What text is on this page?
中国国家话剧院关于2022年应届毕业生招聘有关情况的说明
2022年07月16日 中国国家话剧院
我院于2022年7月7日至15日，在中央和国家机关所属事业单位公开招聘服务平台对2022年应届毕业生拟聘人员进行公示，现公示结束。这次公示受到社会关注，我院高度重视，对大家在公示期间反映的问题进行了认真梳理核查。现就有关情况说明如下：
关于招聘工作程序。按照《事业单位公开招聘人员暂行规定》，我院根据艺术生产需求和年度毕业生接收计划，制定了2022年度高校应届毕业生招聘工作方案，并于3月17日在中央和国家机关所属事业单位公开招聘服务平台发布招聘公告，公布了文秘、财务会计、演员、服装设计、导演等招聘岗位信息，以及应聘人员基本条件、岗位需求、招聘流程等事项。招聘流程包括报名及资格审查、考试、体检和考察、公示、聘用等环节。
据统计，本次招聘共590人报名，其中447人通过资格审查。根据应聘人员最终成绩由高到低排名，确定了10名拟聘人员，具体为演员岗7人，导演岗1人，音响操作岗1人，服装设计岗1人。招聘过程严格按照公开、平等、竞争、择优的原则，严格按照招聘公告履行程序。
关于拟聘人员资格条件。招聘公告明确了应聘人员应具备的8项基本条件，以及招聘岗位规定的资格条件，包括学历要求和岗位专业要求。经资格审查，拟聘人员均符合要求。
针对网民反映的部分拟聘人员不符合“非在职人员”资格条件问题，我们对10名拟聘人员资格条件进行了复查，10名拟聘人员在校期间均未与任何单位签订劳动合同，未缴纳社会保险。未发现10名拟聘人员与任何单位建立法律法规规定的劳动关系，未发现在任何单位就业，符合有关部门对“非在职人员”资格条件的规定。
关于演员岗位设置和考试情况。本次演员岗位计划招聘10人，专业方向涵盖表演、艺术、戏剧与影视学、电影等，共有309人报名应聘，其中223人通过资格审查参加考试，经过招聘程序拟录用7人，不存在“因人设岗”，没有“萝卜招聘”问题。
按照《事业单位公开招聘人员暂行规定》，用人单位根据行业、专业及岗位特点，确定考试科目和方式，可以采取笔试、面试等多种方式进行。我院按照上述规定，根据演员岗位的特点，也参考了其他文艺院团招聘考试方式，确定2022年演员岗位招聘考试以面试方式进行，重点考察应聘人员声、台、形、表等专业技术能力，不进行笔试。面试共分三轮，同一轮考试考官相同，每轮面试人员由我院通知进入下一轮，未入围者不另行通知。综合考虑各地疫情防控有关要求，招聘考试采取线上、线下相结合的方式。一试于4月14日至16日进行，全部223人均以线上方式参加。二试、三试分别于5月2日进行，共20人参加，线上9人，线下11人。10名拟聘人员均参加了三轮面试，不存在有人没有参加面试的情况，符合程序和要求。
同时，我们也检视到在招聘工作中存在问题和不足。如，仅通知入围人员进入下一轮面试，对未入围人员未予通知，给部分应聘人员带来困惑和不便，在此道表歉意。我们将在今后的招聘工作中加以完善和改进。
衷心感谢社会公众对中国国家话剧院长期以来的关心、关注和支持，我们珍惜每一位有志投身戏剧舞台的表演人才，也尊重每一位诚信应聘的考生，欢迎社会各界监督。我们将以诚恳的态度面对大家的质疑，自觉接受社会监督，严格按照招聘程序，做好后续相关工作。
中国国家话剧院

- - - -

■ Written instruction
Using the data above, print every record exactly as shown.

■ Result of the task
What text is on this page?
中国国家话剧院关于2022年应届毕业生招聘有关情况的说明
2022年07月16日 中国国家话剧院
我院于2022年7月7日至15日，在中央和国家机关所属事业单位公开招聘服务平台对2022年应届毕业生拟聘人员进行公示，现公示结束。这次公示受到社会关注，我院高度重视，对大家在公示期间反映的问题进行了认真梳理核查。现就有关情况说明如下：
关于招聘工作程序。按照《事业单位公开招聘人员暂行规定》，我院根据艺术生产需求和年度毕业生接收计划，制定了2022年度高校应届毕业生招聘工作方案，并于3月17日在中央和国家机关所属事业单位公开招聘服务平台发布招聘公告，公布了文秘、财务会计、演员、服装设计、导演等招聘岗位信息，以及应聘人员基本条件、岗位需求、招聘流程等事项。招聘流程包括报名及资格审查、考试、体检和考察、公示、聘用等环节。
据统计，本次招聘共590人报名，其中447人通过资格审查。根据应聘人员最终成绩由高到低排名，确定了10名拟聘人员，具体为演员岗7人，导演岗1人，音响操作岗1人，服装设计岗1人。招聘过程严格按照公开、平等、竞争、择优的原则，严格按照招聘公告履行程序。
关于拟聘人员资格条件。招聘公告明确了应聘人员应具备的8项基本条件，以及招聘岗位规定的资格条件，包括学历要求和岗位专业要求。经资格审查，拟聘人员均符合要求。
针对网民反映的部分拟聘人员不符合“非在职人员”资格条件问题，我们对10名拟聘人员资格条件进行了复查，10名拟聘人员在校期间均未与任何单位签订劳动合同，未缴纳社会保险。未发现10名拟聘人员与任何单位建立法律法规规定的劳动关系，未发现在任何单位就业，符合有关部门对“非在职人员”资格条件的规定。
关于演员岗位设置和考试情况。本次演员岗位计划招聘10人，专业方向涵盖表演、艺术、戏剧与影视学、电影等，共有309人报名应聘，其中223人通过资格审查参加考试，经过招聘程序拟录用7人，不存在“因人设岗”，没有“萝卜招聘”问题。
按照《事业单位公开招聘人员暂行规定》，用人单位根据行业、专业及岗位特点，确定考试科目和方式，可以采取笔试、面试等多种方式进行。我院按照上述规定，根据演员岗位的特点，也参考了其他文艺院团招聘考试方式，确定2022年演员岗位招聘考试以面试方式进行，重点考察应聘人员声、台、形、表等专业技术能力，不进行笔试。面试共分三轮，同一轮考试考官相同，每轮面试人员由我院通知进入下一轮，未入围者不另行通知。综合考虑各地疫情防控有关要求，招聘考试采取线上、线下相结合的方式。一试于4月14日至16日进行，全部223人均以线上方式参加。二试、三试分别于5月2日进行，共20人参加，线上9人，线下11人。10名拟聘人员均参加了三轮面试，不存在有人没有参加面试的情况，符合程序和要求。
同时，我们也检视到在招聘工作中存在问题和不足。如，仅通知入围人员进入下一轮面试，对未入围人员未予通知，给部分应聘人员带来困惑和不便，在此道表歉意。我们将在今后的招聘工作中加以完善和改进。
衷心感谢社会公众对中国国家话剧院长期以来的关心、关注和支持，我们珍惜每一位有志投身戏剧舞台的表演人才，也尊重每一位诚信应聘的考生，欢迎社会各界监督。我们将以诚恳的态度面对大家的质疑，自觉接受社会监督，严格按照招聘程序，做好后续相关工作。
中国国家话剧院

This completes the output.